**EXTRACT TO READ:**
-- start --

What Happens When Dems Govern? Housing, Childcare, Health

by Kyle Davidson, Michigan Advance
January 24, 2024

In a speech sprinkled with references to ‘80s classics and nods to the Detroit Lions, Gov. Gretchen Whitmer took stock of her administration’s biggest accomplishments in 2023, while laying down plans for 2024. 

From protecting abortion rights to providing free school meals, expanding protections for LGBTQ+ Michiganders and taking action to end natural hair discrimination, her 2024 State of the State address highlighted a myriad of accomplishments from Democratic lawmakers. 

“All great albums from the ‘80s have some things in common. Chart-topping hits that everyone loves, deep cuts for the fans and a few experimental tracks. At their best, these are timeless records whose impacts transcend a single year or artist,” Whitmer said. 

 “At our best, that’s what we aspire to do, too. Get things done that outlast us. Make policy for future generations. Over the past year, our record, like any great album, had something in it for everyone, and all the tracks — or policy — were bound by a common theme: making a real difference in people’s lives,” Whitmer said. 

She highlighted the rollback of the state’s retirement tax, the expansion of the state’s earned income tax credit from 6 to 30% of the federal level, alongside bringing the state’s rainy day fund to an all-time high of $2 billion.

Additionally Whitmer counted the passage of clean energy policies — including a 100% clean energy standard — among 2023’s greatest hits saying the effort makes Michigan a “national leader on climate action,” and will attract thousands of jobs backed by strong labor standards. 

Whitmer also hit back at GOP efforts to repeal the Affordable Care Act (ACA), noting the state’s successful efforts to codify parts of the ACA in state law.

“While some folks in Washington are trying to repeal the ACA and strip health care away for kids, seniors, and working families, we got your back like a rock in Michigan. We will protect your care — no matter what,” Whitmer said. 

After playing through the last year’s hits, Whitmer laid out her vision for 2024, focused on housing, economic development and continuing efforts to improve access to education. 

“Right now, too many families spend more than half their income on their rent or mortgage. Our housing stock is old: nearly half of all units in Michigan were built before 1970. Young people cite housing affordability as one of their top concerns. .… In other words, the rent is too damn high and we don’t have enough damn housing,” Whitmer said.

The target is clear, Whitmer said: building 75,000 new or refurbished units in 5 years.

“In 2024, let’s build more of every kind of housing — single-family homes, apartments, and mixed-use buildings. In 2024, we will make the largest investment to build housing in Michigan history, let’s get it done. We will invest almost $1.4 billion to build or rehabilitate nearly 10,000 homes. That’s 10 times what we put into housing just 10 years ago,” Whitmer said. 

“Housing is a serious challenge, so we are making this serious investment. It’s about so much more than just a roof over your head. Housing builds generational wealth and forms the foundation for success in school, in work, in life. Let’s work together to build more housing so every Michigander has an affordable place to call home,” Whitmer said. 


Whitmer’s next proposal focused on providing tax relief to caregivers, which she said would save Michigan families up to $5,000 on their taxes.

-- end --

Collection entries
-- start --

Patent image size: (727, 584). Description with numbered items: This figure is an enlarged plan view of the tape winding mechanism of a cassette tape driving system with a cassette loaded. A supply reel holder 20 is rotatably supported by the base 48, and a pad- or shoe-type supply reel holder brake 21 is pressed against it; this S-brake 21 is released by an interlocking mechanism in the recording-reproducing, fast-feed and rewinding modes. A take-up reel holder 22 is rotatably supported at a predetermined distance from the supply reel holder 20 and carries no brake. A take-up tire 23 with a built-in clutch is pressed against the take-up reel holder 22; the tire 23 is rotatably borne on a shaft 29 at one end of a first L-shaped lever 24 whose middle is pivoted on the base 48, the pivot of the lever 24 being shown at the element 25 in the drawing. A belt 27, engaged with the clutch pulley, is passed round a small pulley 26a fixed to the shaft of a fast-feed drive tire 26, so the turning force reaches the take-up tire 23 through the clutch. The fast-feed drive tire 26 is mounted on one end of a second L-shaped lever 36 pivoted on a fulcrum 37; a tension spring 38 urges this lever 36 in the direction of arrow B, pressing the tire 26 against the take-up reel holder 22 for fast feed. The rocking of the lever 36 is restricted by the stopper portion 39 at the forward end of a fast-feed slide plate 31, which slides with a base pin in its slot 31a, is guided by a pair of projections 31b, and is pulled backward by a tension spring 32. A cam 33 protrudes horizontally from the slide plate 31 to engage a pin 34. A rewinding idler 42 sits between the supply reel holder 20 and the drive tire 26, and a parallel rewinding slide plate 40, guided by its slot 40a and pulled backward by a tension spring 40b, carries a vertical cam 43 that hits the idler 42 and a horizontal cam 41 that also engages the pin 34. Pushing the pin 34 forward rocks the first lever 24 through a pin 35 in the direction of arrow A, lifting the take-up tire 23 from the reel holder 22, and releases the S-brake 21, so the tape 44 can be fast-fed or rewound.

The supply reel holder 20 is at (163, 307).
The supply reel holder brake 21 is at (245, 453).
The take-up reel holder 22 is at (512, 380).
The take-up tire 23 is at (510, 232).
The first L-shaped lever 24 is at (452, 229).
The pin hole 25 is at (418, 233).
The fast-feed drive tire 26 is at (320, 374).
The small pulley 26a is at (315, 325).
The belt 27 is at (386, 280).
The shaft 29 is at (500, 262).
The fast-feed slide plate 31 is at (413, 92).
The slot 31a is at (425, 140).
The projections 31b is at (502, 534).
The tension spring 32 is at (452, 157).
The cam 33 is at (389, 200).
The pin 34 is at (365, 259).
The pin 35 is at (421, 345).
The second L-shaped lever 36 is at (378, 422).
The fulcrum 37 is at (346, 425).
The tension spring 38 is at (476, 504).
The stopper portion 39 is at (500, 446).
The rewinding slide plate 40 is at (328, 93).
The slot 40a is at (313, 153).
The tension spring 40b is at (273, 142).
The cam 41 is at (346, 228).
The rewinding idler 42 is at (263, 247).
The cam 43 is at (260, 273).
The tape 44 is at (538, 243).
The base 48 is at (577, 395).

-- end --

**GIVEN INSTRUCTION:** In the article on the Whitmer State of the State address, reproduce the text from "After playing through" up to and including "in 5 years.".

**RESPONSE:**
After playing through the last year’s hits, Whitmer laid out her vision for 2024, focused on housing, economic development and continuing efforts to improve access to education. 

“Right now, too many families spend more than half their income on their rent or mortgage. Our housing stock is old: nearly half of all units in Michigan were built before 1970. Young people cite housing affordability as one of their top concerns. .… In other words, the rent is too damn high and we don’t have enough damn housing,” Whitmer said.

The target is clear, Whitmer said: building 75,000 new or refurbished units in 5 years.